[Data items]
--------------------------------

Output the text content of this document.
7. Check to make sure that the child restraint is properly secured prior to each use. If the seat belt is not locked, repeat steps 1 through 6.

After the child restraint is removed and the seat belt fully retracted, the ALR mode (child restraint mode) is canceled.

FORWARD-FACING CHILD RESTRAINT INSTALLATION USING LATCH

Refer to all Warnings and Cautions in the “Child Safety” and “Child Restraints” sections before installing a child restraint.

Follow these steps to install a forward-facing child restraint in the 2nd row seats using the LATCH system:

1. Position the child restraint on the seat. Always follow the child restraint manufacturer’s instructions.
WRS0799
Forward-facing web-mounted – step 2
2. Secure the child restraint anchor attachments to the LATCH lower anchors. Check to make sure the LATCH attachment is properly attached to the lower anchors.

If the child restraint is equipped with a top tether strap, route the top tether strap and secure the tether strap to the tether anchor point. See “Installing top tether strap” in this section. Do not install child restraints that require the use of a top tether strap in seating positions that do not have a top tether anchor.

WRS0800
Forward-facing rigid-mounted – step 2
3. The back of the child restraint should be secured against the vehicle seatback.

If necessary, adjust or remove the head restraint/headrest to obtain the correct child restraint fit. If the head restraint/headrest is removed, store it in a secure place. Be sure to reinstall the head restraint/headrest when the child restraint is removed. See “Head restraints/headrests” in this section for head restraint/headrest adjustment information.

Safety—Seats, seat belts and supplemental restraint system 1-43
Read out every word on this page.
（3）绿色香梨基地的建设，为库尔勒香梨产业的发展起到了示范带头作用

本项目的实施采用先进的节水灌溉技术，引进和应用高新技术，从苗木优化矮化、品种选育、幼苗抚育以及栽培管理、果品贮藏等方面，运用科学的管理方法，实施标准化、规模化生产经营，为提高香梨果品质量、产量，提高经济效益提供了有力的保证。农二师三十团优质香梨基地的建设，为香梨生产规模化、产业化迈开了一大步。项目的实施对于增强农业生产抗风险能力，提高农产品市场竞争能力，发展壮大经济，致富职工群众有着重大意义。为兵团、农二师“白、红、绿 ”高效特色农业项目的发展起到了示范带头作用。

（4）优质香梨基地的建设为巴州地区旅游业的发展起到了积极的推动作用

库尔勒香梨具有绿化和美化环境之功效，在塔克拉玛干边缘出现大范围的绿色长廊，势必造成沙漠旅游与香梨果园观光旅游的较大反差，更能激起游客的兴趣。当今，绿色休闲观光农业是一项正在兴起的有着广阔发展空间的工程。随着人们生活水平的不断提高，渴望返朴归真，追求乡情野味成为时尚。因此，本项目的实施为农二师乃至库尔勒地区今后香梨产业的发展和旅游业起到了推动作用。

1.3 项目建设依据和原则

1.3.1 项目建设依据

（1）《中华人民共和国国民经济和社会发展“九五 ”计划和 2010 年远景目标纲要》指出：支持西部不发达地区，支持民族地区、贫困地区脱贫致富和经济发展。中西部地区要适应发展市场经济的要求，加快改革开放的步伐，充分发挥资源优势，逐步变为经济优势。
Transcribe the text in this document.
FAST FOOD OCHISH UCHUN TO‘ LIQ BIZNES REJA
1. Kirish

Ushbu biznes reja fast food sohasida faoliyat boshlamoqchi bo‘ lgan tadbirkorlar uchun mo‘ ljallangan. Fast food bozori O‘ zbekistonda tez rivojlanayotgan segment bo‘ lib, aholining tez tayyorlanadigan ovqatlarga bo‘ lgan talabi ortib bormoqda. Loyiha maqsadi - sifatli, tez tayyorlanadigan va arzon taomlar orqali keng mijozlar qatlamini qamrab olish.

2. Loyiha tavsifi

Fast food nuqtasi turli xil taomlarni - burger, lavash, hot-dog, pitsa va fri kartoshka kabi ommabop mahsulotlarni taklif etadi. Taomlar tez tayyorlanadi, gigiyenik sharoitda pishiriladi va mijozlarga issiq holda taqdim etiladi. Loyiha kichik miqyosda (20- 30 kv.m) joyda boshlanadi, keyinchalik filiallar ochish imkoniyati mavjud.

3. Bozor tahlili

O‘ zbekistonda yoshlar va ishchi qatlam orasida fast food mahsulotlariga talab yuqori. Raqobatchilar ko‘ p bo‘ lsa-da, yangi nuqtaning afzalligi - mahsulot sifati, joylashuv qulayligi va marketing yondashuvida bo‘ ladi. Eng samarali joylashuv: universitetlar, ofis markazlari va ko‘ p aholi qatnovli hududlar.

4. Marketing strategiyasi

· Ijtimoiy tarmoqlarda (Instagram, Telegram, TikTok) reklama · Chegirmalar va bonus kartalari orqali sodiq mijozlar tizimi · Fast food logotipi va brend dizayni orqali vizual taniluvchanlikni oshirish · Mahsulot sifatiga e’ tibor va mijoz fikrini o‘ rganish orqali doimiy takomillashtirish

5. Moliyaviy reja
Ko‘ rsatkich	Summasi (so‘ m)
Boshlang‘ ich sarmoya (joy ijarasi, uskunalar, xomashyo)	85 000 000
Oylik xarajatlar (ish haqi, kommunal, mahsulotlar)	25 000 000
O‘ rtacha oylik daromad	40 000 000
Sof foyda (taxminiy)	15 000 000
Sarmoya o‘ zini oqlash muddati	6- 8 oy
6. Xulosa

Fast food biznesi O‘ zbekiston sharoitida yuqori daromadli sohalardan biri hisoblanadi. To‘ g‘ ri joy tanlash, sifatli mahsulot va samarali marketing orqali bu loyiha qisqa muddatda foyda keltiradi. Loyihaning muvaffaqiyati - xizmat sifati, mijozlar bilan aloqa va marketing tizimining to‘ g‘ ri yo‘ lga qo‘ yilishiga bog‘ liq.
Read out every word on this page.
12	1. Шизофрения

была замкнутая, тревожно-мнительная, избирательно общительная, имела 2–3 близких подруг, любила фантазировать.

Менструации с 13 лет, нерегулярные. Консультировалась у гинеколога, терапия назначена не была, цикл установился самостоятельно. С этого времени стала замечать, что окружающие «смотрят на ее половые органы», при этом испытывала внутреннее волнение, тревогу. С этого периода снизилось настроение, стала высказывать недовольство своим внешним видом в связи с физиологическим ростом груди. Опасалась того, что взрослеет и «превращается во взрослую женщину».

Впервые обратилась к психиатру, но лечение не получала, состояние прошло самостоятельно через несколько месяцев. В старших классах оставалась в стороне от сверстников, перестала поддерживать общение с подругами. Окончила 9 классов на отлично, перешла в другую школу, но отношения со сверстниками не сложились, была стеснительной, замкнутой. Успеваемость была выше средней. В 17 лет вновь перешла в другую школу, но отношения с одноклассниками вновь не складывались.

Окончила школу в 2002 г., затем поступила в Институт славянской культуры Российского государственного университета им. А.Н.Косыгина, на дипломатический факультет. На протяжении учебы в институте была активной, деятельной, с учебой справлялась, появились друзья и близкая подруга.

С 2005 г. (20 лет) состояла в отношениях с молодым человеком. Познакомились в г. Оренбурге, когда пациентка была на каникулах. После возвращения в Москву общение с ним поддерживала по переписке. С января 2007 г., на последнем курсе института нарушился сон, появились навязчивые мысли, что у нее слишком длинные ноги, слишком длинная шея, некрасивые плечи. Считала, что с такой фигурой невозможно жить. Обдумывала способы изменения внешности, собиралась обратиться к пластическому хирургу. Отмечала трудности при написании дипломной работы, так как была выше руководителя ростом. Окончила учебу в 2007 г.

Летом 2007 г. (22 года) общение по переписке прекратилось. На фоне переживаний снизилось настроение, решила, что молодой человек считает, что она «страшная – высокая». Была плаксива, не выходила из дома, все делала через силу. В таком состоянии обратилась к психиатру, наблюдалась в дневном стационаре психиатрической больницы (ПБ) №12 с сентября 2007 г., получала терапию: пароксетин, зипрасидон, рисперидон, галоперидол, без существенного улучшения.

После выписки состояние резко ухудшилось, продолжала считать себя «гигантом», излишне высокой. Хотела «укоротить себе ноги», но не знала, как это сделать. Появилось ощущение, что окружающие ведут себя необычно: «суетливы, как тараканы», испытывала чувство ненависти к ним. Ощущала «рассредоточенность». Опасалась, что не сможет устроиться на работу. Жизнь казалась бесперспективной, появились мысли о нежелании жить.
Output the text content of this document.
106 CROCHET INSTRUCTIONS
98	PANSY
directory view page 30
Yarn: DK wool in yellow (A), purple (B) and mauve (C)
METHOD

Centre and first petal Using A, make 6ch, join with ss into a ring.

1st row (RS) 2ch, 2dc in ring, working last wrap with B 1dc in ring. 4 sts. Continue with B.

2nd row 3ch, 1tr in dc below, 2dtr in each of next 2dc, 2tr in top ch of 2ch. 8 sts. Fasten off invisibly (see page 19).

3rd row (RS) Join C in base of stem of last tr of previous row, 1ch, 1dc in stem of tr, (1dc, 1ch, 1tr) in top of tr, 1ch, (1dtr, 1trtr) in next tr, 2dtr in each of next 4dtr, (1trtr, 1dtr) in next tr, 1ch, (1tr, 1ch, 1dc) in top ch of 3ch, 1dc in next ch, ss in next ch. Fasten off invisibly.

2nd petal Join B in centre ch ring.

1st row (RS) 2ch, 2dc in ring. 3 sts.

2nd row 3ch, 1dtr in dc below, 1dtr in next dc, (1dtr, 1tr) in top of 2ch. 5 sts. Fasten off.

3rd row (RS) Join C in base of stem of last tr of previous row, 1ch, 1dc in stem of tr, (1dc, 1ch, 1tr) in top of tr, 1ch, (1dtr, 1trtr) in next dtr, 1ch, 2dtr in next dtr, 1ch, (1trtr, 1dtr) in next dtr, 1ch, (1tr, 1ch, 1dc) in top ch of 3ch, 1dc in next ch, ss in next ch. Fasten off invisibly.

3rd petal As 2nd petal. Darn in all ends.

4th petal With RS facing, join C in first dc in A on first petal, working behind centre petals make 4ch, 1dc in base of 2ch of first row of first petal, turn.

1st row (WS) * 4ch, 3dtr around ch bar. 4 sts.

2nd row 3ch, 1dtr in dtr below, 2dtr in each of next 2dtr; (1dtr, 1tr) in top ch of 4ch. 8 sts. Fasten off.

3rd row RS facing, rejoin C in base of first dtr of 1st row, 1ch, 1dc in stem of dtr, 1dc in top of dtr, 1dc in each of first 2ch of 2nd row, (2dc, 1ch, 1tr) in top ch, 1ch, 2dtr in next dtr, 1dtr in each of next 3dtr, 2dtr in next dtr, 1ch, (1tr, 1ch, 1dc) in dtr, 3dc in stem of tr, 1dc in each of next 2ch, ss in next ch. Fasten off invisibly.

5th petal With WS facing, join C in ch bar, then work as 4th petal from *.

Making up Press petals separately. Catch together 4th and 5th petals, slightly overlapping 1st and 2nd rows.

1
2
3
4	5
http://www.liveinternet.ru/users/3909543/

--------------------------------

Gather all lines from the listing above in which "make" occurs.

7. Check to make sure that the child restraint is properly secured prior to each use. If the seat belt is not locked, repeat steps 1 through 6.
2. Secure the child restraint anchor attachments to the LATCH lower anchors. Check to make sure the LATCH attachment is properly attached to the lower anchors.
Centre and first petal Using A, make 6ch, join with ss into a ring.
4th petal With RS facing, join C in first dc in A on first petal, working behind centre petals make 4ch, 1dc in base of 2ch of first row of first petal, turn.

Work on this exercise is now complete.